- **GIVEN INSTRUCTION**: Select the lines that hold the word "SCENARIUSZ" and copy each one.

- **MATERIAL SUPPLIED**:

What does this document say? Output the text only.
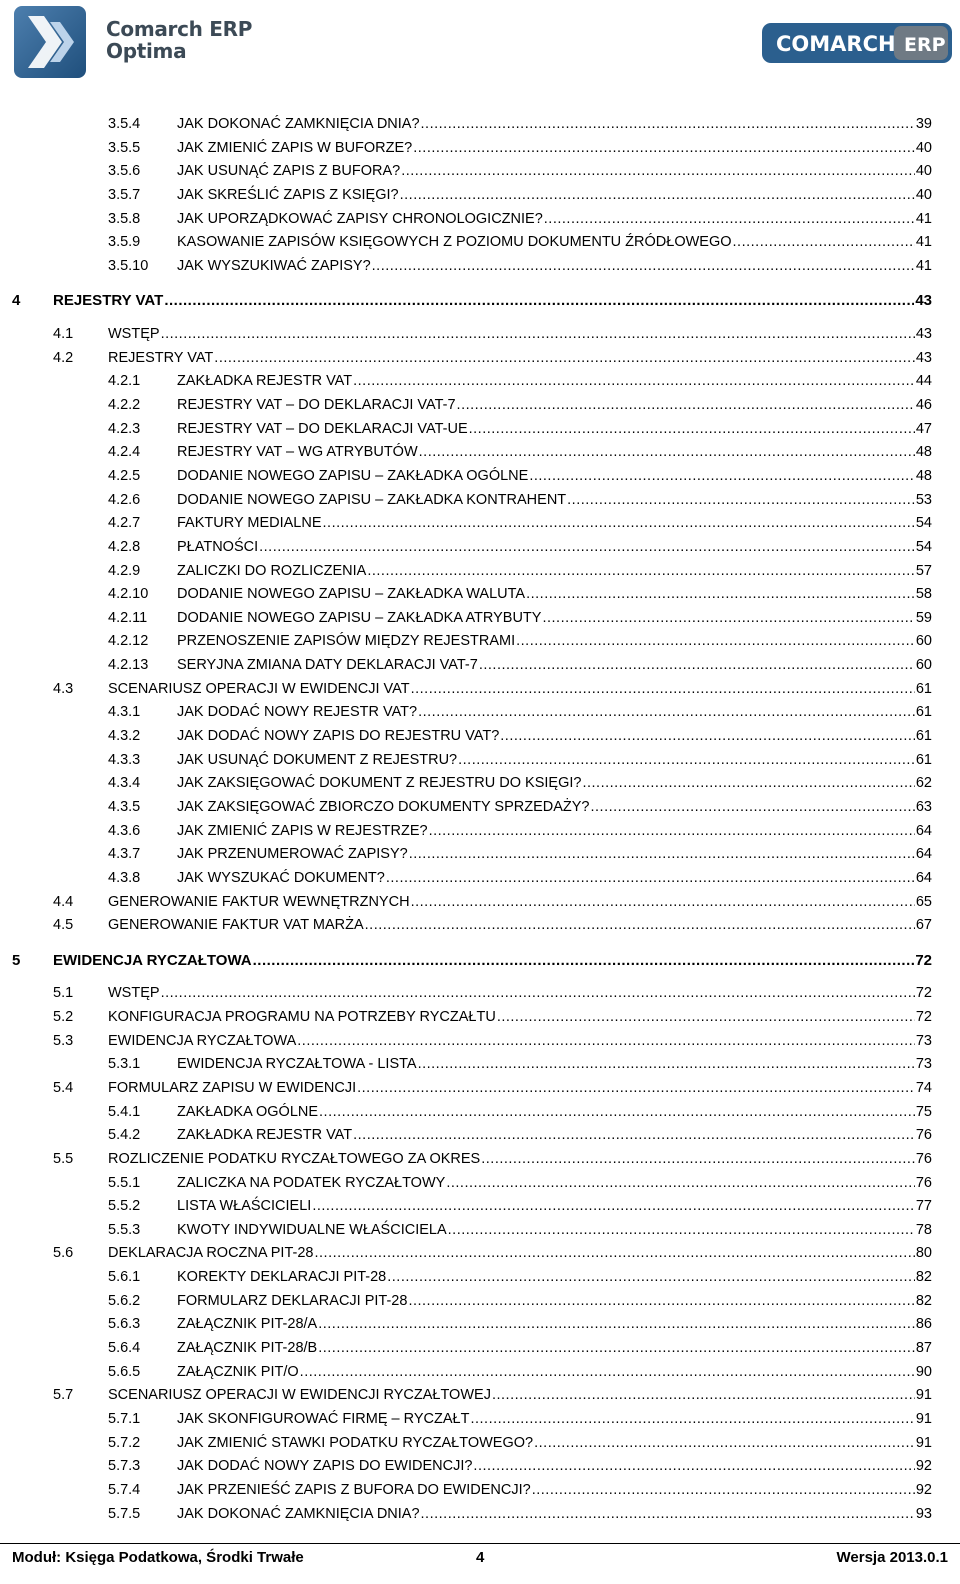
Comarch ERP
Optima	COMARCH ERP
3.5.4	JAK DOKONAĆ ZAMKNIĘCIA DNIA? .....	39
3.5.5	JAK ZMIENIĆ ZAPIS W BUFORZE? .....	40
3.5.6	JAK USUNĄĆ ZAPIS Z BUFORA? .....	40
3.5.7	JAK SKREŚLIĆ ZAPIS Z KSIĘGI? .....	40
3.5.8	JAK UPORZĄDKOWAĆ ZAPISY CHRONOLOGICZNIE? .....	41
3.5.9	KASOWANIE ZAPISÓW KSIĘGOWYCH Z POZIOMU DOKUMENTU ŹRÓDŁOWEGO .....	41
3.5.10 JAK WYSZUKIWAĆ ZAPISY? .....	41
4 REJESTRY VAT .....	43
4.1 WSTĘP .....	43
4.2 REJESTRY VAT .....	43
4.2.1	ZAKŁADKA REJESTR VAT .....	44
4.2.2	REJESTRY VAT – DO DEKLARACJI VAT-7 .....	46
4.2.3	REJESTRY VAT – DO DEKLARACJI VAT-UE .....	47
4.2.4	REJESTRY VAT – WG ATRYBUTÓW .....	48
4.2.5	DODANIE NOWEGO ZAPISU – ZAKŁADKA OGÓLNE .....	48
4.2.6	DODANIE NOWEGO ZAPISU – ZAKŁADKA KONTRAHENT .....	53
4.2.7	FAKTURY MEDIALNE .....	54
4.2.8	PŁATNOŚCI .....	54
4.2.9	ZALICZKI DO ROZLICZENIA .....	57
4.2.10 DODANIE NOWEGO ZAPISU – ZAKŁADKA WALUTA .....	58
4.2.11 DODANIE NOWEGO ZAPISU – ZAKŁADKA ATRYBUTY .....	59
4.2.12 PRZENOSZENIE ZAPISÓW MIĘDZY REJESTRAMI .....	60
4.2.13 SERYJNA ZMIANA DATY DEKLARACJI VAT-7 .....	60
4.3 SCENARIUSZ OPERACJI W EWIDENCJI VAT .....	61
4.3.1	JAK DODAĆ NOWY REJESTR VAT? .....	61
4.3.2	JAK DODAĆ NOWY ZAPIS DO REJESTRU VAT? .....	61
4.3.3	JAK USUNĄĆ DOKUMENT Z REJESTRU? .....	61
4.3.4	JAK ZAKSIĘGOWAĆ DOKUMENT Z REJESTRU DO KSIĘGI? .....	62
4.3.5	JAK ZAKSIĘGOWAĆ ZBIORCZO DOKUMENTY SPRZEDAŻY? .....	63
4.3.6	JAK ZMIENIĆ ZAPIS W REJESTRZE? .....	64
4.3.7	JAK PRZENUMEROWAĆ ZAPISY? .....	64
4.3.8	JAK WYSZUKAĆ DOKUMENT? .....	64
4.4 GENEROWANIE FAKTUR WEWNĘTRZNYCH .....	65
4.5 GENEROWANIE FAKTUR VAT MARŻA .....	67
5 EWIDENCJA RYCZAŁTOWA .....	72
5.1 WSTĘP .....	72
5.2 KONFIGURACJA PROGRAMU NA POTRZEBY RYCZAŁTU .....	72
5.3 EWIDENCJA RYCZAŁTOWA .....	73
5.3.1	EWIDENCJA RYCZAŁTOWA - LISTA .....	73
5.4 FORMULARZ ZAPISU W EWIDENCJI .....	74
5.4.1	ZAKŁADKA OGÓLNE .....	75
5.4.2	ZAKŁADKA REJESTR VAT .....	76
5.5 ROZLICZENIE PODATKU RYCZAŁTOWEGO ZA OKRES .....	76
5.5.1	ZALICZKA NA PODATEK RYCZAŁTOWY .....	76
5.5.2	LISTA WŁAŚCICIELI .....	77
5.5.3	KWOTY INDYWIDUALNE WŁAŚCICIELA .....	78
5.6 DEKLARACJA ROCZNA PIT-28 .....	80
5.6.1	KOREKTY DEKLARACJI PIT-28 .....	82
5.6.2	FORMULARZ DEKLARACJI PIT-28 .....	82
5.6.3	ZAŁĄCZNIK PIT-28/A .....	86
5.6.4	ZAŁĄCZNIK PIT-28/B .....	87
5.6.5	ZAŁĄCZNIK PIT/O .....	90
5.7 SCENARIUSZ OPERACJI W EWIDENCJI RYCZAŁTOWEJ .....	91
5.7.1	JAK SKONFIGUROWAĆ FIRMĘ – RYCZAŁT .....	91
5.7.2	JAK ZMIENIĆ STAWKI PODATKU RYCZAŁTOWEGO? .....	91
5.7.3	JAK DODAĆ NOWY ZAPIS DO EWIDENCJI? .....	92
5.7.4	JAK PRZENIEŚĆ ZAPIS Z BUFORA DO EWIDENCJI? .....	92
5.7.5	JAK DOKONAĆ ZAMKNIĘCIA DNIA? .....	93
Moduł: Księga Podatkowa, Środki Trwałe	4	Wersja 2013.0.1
...
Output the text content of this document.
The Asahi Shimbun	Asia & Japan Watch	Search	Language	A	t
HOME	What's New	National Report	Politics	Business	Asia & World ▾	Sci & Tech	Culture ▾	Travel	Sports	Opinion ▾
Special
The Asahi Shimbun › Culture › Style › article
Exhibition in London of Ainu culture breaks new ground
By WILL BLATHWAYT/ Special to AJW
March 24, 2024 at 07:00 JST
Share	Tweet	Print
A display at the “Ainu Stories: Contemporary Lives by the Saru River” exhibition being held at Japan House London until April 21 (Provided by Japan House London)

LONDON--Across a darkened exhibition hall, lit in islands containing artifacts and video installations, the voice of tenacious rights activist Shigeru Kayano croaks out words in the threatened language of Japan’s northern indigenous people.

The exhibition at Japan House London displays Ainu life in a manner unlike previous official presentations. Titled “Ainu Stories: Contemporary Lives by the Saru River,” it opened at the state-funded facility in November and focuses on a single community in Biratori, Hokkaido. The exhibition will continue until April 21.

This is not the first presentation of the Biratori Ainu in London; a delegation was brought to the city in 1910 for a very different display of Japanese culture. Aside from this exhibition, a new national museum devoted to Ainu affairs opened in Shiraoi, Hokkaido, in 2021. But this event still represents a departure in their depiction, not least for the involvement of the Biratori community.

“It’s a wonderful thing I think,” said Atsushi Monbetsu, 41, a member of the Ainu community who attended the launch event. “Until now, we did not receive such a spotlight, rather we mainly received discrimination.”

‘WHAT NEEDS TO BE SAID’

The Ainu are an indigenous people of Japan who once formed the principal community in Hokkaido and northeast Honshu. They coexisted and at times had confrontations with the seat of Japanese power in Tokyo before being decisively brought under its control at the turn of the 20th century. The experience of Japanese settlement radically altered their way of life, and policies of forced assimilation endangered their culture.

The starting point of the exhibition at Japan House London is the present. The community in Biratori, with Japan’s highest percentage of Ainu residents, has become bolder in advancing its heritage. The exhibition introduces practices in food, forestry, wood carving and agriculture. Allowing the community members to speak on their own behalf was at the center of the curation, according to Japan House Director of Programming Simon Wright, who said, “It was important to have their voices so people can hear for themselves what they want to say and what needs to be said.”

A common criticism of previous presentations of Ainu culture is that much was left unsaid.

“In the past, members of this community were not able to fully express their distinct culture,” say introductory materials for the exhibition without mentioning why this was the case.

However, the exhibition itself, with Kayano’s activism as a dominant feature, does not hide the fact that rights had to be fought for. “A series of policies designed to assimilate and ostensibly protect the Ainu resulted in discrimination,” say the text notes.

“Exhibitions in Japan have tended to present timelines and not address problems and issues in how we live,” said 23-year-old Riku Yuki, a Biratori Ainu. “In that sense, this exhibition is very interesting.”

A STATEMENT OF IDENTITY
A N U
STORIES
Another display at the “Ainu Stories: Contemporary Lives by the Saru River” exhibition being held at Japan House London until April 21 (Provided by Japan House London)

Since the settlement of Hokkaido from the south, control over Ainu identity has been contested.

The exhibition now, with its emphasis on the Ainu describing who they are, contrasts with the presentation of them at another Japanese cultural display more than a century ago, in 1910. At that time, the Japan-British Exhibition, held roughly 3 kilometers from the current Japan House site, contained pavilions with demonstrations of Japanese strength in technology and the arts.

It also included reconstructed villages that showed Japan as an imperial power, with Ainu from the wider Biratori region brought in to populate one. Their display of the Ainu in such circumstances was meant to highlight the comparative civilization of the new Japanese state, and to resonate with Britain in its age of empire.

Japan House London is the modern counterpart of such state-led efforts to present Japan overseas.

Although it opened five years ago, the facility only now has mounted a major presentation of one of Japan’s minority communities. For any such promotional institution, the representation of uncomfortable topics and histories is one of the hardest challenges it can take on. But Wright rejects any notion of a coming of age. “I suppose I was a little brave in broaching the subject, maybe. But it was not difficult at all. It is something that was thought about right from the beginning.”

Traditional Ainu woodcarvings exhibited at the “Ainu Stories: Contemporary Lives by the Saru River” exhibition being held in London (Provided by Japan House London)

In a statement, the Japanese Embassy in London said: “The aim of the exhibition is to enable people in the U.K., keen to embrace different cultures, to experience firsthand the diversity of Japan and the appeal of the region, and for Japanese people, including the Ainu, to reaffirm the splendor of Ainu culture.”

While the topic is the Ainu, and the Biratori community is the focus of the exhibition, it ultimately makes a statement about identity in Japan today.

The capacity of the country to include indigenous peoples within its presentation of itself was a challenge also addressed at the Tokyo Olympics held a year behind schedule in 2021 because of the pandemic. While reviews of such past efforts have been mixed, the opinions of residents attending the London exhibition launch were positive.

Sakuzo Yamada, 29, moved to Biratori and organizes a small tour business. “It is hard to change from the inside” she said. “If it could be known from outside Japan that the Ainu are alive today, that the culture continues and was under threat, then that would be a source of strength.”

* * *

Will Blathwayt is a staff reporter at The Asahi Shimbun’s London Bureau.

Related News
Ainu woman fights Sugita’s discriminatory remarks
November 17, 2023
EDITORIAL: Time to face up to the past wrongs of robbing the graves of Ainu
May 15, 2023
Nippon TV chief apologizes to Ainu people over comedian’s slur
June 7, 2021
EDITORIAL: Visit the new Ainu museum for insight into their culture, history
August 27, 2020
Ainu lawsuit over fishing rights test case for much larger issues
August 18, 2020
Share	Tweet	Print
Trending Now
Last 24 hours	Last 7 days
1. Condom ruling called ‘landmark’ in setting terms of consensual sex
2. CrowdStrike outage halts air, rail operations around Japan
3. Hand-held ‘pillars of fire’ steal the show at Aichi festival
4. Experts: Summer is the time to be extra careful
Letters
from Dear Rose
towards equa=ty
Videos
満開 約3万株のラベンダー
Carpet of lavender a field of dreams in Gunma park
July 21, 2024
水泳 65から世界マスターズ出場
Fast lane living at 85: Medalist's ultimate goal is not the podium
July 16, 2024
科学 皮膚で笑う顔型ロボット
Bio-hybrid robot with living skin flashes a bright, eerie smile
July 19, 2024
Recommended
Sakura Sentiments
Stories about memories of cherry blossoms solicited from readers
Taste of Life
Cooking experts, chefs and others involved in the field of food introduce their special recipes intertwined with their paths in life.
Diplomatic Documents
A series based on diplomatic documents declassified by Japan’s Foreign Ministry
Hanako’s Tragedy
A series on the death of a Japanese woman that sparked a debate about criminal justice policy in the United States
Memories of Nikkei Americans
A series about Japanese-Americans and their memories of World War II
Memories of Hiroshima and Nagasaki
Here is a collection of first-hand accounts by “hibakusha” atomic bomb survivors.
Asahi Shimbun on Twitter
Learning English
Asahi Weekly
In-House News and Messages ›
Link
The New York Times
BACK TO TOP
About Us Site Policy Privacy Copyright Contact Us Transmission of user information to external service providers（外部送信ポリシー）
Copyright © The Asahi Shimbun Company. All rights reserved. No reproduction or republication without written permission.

- **TASK SOLUTION**:
4.3 SCENARIUSZ OPERACJI W EWIDENCJI VAT .....	61
5.7 SCENARIUSZ OPERACJI W EWIDENCJI RYCZAŁTOWEJ .....	91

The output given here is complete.